Task instructions: Repeat all entries exactly.
__________________________________________________
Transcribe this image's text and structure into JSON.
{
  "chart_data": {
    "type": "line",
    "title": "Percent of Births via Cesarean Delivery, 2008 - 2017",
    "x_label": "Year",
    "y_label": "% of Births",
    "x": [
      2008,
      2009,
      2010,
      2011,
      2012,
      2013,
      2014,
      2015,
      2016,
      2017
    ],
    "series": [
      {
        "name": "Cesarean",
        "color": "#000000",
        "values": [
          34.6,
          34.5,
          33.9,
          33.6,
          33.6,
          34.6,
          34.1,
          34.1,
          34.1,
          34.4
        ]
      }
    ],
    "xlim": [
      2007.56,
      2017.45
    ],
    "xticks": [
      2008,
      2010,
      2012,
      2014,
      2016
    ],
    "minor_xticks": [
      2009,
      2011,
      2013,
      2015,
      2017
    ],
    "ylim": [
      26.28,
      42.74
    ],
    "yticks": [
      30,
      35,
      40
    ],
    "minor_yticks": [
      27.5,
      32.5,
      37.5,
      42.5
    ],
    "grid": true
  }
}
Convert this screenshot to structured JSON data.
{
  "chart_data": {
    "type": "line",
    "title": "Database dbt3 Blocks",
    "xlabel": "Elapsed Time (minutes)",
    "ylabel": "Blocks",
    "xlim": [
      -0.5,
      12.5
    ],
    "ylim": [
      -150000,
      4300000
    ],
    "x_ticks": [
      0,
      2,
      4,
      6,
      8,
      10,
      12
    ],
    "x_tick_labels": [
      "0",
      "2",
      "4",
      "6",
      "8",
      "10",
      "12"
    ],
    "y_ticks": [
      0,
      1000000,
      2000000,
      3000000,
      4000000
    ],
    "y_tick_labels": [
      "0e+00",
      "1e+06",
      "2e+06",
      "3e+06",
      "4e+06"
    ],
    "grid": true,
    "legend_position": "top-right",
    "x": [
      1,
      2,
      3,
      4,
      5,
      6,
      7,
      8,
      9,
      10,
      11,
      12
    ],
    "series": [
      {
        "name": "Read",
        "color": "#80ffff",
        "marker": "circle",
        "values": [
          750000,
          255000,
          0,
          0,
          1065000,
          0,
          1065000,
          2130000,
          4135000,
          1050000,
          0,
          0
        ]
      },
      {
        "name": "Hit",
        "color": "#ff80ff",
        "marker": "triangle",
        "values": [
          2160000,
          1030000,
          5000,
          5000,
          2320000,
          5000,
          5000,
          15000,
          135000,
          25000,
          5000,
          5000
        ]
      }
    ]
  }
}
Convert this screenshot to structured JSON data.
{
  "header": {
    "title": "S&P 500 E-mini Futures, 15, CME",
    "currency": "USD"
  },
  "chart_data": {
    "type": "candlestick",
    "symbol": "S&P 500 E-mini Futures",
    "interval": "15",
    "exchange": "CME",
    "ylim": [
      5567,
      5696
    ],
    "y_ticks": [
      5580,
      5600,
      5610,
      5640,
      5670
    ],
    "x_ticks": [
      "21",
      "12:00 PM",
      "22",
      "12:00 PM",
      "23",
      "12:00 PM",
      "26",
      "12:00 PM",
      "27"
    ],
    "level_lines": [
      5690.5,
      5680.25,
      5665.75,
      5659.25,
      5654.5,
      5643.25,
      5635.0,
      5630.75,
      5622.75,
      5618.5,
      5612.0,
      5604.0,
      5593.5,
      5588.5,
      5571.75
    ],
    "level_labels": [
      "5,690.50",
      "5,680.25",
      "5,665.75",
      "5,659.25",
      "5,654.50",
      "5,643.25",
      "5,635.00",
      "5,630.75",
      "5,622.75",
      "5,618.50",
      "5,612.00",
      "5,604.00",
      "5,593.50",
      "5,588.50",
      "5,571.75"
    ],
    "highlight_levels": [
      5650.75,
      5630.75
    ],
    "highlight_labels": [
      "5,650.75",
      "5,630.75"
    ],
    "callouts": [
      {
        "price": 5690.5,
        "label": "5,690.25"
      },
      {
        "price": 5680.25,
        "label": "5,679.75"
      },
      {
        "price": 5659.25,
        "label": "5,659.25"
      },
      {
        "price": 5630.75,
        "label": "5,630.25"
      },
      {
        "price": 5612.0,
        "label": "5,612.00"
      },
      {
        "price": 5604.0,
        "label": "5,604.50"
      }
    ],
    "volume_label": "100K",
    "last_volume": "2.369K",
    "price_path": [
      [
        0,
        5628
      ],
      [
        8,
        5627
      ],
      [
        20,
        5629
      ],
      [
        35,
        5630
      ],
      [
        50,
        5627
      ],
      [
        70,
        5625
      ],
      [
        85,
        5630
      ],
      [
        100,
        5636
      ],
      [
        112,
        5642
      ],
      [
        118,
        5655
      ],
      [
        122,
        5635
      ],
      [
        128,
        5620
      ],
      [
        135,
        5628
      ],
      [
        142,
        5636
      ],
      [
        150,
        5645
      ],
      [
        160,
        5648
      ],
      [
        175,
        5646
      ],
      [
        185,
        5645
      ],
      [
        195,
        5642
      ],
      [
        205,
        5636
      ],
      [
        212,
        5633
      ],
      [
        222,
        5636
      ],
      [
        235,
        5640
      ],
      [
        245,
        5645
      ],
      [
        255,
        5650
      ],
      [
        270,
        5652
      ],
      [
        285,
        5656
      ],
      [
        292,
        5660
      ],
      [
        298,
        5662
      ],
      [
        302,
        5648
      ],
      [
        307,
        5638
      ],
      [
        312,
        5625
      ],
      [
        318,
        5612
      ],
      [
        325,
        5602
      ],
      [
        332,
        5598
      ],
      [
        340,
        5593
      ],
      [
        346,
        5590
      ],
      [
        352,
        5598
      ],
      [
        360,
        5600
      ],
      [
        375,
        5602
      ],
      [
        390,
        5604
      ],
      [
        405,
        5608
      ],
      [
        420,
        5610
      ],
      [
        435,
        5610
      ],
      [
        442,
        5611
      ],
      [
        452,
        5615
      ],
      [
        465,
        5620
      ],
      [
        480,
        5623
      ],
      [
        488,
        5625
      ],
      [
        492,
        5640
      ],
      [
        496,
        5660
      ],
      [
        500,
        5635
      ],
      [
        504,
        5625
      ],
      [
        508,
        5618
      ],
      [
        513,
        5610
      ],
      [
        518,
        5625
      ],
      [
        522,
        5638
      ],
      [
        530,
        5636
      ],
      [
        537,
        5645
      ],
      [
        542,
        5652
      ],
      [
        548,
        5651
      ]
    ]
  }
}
__________________________________________________
Output of the task:
Transcribe this image's text and structure into JSON.
{
  "chart_data": {
    "type": "line",
    "title": "Percent of Births via Cesarean Delivery, 2008 - 2017",
    "x_label": "Year",
    "y_label": "% of Births",
    "x": [
      2008,
      2009,
      2010,
      2011,
      2012,
      2013,
      2014,
      2015,
      2016,
      2017
    ],
    "series": [
      {
        "name": "Cesarean",
        "color": "#000000",
        "values": [
          34.6,
          34.5,
          33.9,
          33.6,
          33.6,
          34.6,
          34.1,
          34.1,
          34.1,
          34.4
        ]
      }
    ],
    "xlim": [
      2007.56,
      2017.45
    ],
    "xticks": [
      2008,
      2010,
      2012,
      2014,
      2016
    ],
    "minor_xticks": [
      2009,
      2011,
      2013,
      2015,
      2017
    ],
    "ylim": [
      26.28,
      42.74
    ],
    "yticks": [
      30,
      35,
      40
    ],
    "minor_yticks": [
      27.5,
      32.5,
      37.5,
      42.5
    ],
    "grid": true
  }
}
Convert this screenshot to structured JSON data.
{
  "chart_data": {
    "type": "line",
    "title": "Database dbt3 Blocks",
    "xlabel": "Elapsed Time (minutes)",
    "ylabel": "Blocks",
    "xlim": [
      -0.5,
      12.5
    ],
    "ylim": [
      -150000,
      4300000
    ],
    "x_ticks": [
      0,
      2,
      4,
      6,
      8,
      10,
      12
    ],
    "x_tick_labels": [
      "0",
      "2",
      "4",
      "6",
      "8",
      "10",
      "12"
    ],
    "y_ticks": [
      0,
      1000000,
      2000000,
      3000000,
      4000000
    ],
    "y_tick_labels": [
      "0e+00",
      "1e+06",
      "2e+06",
      "3e+06",
      "4e+06"
    ],
    "grid": true,
    "legend_position": "top-right",
    "x": [
      1,
      2,
      3,
      4,
      5,
      6,
      7,
      8,
      9,
      10,
      11,
      12
    ],
    "series": [
      {
        "name": "Read",
        "color": "#80ffff",
        "marker": "circle",
        "values": [
          750000,
          255000,
          0,
          0,
          1065000,
          0,
          1065000,
          2130000,
          4135000,
          1050000,
          0,
          0
        ]
      },
      {
        "name": "Hit",
        "color": "#ff80ff",
        "marker": "triangle",
        "values": [
          2160000,
          1030000,
          5000,
          5000,
          2320000,
          5000,
          5000,
          15000,
          135000,
          25000,
          5000,
          5000
        ]
      }
    ]
  }
}
Convert this screenshot to structured JSON data.
{
  "header": {
    "title": "S&P 500 E-mini Futures, 15, CME",
    "currency": "USD"
  },
  "chart_data": {
    "type": "candlestick",
    "symbol": "S&P 500 E-mini Futures",
    "interval": "15",
    "exchange": "CME",
    "ylim": [
      5567,
      5696
    ],
    "y_ticks": [
      5580,
      5600,
      5610,
      5640,
      5670
    ],
    "x_ticks": [
      "21",
      "12:00 PM",
      "22",
      "12:00 PM",
      "23",
      "12:00 PM",
      "26",
      "12:00 PM",
      "27"
    ],
    "level_lines": [
      5690.5,
      5680.25,
      5665.75,
      5659.25,
      5654.5,
      5643.25,
      5635.0,
      5630.75,
      5622.75,
      5618.5,
      5612.0,
      5604.0,
      5593.5,
      5588.5,
      5571.75
    ],
    "level_labels": [
      "5,690.50",
      "5,680.25",
      "5,665.75",
      "5,659.25",
      "5,654.50",
      "5,643.25",
      "5,635.00",
      "5,630.75",
      "5,622.75",
      "5,618.50",
      "5,612.00",
      "5,604.00",
      "5,593.50",
      "5,588.50",
      "5,571.75"
    ],
    "highlight_levels": [
      5650.75,
      5630.75
    ],
    "highlight_labels": [
      "5,650.75",
      "5,630.75"
    ],
    "callouts": [
      {
        "price": 5690.5,
        "label": "5,690.25"
      },
      {
        "price": 5680.25,
        "label": "5,679.75"
      },
      {
        "price": 5659.25,
        "label": "5,659.25"
      },
      {
        "price": 5630.75,
        "label": "5,630.25"
      },
      {
        "price": 5612.0,
        "label": "5,612.00"
      },
      {
        "price": 5604.0,
        "label": "5,604.50"
      }
    ],
    "volume_label": "100K",
    "last_volume": "2.369K",
    "price_path": [
      [
        0,
        5628
      ],
      [
        8,
        5627
      ],
      [
        20,
        5629
      ],
      [
        35,
        5630
      ],
      [
        50,
        5627
      ],
      [
        70,
        5625
      ],
      [
        85,
        5630
      ],
      [
        100,
        5636
      ],
      [
        112,
        5642
      ],
      [
        118,
        5655
      ],
      [
        122,
        5635
      ],
      [
        128,
        5620
      ],
      [
        135,
        5628
      ],
      [
        142,
        5636
      ],
      [
        150,
        5645
      ],
      [
        160,
        5648
      ],
      [
        175,
        5646
      ],
      [
        185,
        5645
      ],
      [
        195,
        5642
      ],
      [
        205,
        5636
      ],
      [
        212,
        5633
      ],
      [
        222,
        5636
      ],
      [
        235,
        5640
      ],
      [
        245,
        5645
      ],
      [
        255,
        5650
      ],
      [
        270,
        5652
      ],
      [
        285,
        5656
      ],
      [
        292,
        5660
      ],
      [
        298,
        5662
      ],
      [
        302,
        5648
      ],
      [
        307,
        5638
      ],
      [
        312,
        5625
      ],
      [
        318,
        5612
      ],
      [
        325,
        5602
      ],
      [
        332,
        5598
      ],
      [
        340,
        5593
      ],
      [
        346,
        5590
      ],
      [
        352,
        5598
      ],
      [
        360,
        5600
      ],
      [
        375,
        5602
      ],
      [
        390,
        5604
      ],
      [
        405,
        5608
      ],
      [
        420,
        5610
      ],
      [
        435,
        5610
      ],
      [
        442,
        5611
      ],
      [
        452,
        5615
      ],
      [
        465,
        5620
      ],
      [
        480,
        5623
      ],
      [
        488,
        5625
      ],
      [
        492,
        5640
      ],
      [
        496,
        5660
      ],
      [
        500,
        5635
      ],
      [
        504,
        5625
      ],
      [
        508,
        5618
      ],
      [
        513,
        5610
      ],
      [
        518,
        5625
      ],
      [
        522,
        5638
      ],
      [
        530,
        5636
      ],
      [
        537,
        5645
      ],
      [
        542,
        5652
      ],
      [
        548,
        5651
      ]
    ]
  }
}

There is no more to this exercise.